Write out all of the entries below, character for character.

Start SUPPLIED ENTRIES

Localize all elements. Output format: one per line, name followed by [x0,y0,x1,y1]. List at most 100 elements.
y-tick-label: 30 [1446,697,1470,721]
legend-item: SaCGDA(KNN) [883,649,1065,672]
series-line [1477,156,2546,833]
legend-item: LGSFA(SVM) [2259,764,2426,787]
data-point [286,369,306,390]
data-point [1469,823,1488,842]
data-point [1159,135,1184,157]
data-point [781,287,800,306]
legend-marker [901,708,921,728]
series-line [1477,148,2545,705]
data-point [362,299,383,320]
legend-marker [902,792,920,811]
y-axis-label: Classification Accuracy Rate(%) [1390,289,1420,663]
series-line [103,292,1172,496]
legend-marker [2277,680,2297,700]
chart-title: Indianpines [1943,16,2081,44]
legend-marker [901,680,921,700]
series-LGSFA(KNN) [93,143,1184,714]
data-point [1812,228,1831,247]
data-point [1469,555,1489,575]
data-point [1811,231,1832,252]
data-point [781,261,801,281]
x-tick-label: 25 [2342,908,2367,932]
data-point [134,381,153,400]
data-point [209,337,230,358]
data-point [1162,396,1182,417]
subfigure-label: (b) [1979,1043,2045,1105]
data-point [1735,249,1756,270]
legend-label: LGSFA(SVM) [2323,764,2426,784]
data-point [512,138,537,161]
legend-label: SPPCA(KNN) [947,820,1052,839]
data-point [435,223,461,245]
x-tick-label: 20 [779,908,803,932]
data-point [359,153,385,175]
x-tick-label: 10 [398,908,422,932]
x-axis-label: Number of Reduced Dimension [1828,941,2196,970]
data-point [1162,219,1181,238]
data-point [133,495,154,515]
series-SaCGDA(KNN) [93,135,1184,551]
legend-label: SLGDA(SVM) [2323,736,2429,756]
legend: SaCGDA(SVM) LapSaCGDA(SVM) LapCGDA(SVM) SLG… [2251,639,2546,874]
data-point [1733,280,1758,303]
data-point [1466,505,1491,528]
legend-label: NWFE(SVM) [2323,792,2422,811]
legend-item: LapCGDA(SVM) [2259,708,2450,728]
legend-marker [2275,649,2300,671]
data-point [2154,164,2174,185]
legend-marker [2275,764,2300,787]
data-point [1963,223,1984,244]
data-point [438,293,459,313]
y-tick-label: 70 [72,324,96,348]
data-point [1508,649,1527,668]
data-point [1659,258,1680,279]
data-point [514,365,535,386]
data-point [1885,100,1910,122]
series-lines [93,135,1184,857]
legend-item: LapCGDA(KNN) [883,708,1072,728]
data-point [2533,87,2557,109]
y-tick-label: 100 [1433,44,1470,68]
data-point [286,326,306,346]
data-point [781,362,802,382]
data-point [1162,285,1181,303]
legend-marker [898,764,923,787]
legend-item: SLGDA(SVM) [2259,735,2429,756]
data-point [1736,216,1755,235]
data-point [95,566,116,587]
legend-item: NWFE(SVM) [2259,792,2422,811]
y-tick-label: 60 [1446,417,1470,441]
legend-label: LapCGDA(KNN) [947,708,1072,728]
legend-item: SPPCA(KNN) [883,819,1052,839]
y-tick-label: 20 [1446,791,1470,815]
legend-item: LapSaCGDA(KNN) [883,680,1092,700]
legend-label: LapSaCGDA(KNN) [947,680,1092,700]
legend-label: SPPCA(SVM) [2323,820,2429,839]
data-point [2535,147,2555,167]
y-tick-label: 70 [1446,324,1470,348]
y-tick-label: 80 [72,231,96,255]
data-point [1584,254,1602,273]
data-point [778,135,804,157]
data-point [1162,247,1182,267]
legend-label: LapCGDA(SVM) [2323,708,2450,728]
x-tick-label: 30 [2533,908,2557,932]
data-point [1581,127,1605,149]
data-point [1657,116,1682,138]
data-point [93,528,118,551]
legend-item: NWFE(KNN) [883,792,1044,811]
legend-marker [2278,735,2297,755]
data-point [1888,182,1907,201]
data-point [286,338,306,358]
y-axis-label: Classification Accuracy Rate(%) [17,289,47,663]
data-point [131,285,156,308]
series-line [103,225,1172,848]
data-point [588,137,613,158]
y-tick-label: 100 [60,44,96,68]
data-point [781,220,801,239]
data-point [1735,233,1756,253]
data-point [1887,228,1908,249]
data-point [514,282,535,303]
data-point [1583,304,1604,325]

End SUPPLIED ENTRIES

[ANSWER FOR THE TASK]
Localize all elements. Output format: one per line, name followed by [x0,y0,x1,y1]. List at most 100 elements.
y-tick-label: 30 [1446,697,1470,721]
legend-item: SaCGDA(KNN) [883,649,1065,672]
series-line [1477,156,2546,833]
legend-item: LGSFA(SVM) [2259,764,2426,787]
data-point [286,369,306,390]
data-point [1469,823,1488,842]
data-point [1159,135,1184,157]
data-point [781,287,800,306]
legend-marker [901,708,921,728]
series-line [1477,148,2545,705]
data-point [362,299,383,320]
legend-marker [902,792,920,811]
y-axis-label: Classification Accuracy Rate(%) [1390,289,1420,663]
series-line [103,292,1172,496]
legend-marker [2277,680,2297,700]
chart-title: Indianpines [1943,16,2081,44]
legend-marker [901,680,921,700]
series-LGSFA(KNN) [93,143,1184,714]
data-point [1812,228,1831,247]
data-point [1469,555,1489,575]
data-point [1811,231,1832,252]
data-point [781,261,801,281]
x-tick-label: 25 [2342,908,2367,932]
data-point [134,381,153,400]
data-point [209,337,230,358]
data-point [1162,396,1182,417]
subfigure-label: (b) [1979,1043,2045,1105]
data-point [1735,249,1756,270]
legend-label: LGSFA(SVM) [2323,764,2426,784]
data-point [512,138,537,161]
legend-label: SPPCA(KNN) [947,820,1052,839]
data-point [435,223,461,245]
x-tick-label: 20 [779,908,803,932]
data-point [359,153,385,175]
x-tick-label: 10 [398,908,422,932]
x-axis-label: Number of Reduced Dimension [1828,941,2196,970]
data-point [1162,219,1181,238]
data-point [133,495,154,515]
series-SaCGDA(KNN) [93,135,1184,551]
legend-label: SLGDA(SVM) [2323,736,2429,756]
legend: SaCGDA(SVM) LapSaCGDA(SVM) LapCGDA(SVM) SLG… [2251,639,2546,874]
data-point [1733,280,1758,303]
data-point [1466,505,1491,528]
legend-label: NWFE(SVM) [2323,792,2422,811]
legend-item: LapCGDA(SVM) [2259,708,2450,728]
legend-marker [2275,649,2300,671]
data-point [2154,164,2174,185]
legend-marker [2275,764,2300,787]
data-point [1963,223,1984,244]
data-point [438,293,459,313]
y-tick-label: 70 [72,324,96,348]
data-point [1508,649,1527,668]
data-point [1659,258,1680,279]
data-point [514,365,535,386]
data-point [1885,100,1910,122]
series-lines [93,135,1184,857]
legend-item: LapCGDA(KNN) [883,708,1072,728]
data-point [2533,87,2557,109]
y-tick-label: 100 [1433,44,1470,68]
data-point [286,326,306,346]
data-point [781,362,802,382]
data-point [1162,285,1181,303]
legend-marker [898,764,923,787]
legend-item: SLGDA(SVM) [2259,735,2429,756]
data-point [1736,216,1755,235]
data-point [95,566,116,587]
legend-item: NWFE(SVM) [2259,792,2422,811]
y-tick-label: 60 [1446,417,1470,441]
legend-label: LapCGDA(KNN) [947,708,1072,728]
legend-item: SPPCA(KNN) [883,819,1052,839]
y-tick-label: 20 [1446,791,1470,815]
legend-item: LapSaCGDA(KNN) [883,680,1092,700]
legend-label: LapSaCGDA(KNN) [947,680,1092,700]
legend-label: SPPCA(SVM) [2323,820,2429,839]
data-point [2535,147,2555,167]
y-tick-label: 70 [1446,324,1470,348]
y-tick-label: 80 [72,231,96,255]
data-point [1584,254,1602,273]
data-point [778,135,804,157]
data-point [1162,247,1182,267]
legend-label: LapCGDA(SVM) [2323,708,2450,728]
x-tick-label: 30 [2533,908,2557,932]
data-point [1581,127,1605,149]
data-point [1657,116,1682,138]
data-point [93,528,118,551]
legend-item: NWFE(KNN) [883,792,1044,811]
legend-marker [2278,735,2297,755]
data-point [1888,182,1907,201]
data-point [286,338,306,358]
y-axis-label: Classification Accuracy Rate(%) [17,289,47,663]
data-point [131,285,156,308]
series-line [103,225,1172,848]
data-point [588,137,613,158]
y-tick-label: 100 [60,44,96,68]
data-point [781,220,801,239]
data-point [1735,233,1756,253]
data-point [1887,228,1908,249]
data-point [514,282,535,303]
data-point [1583,304,1604,325]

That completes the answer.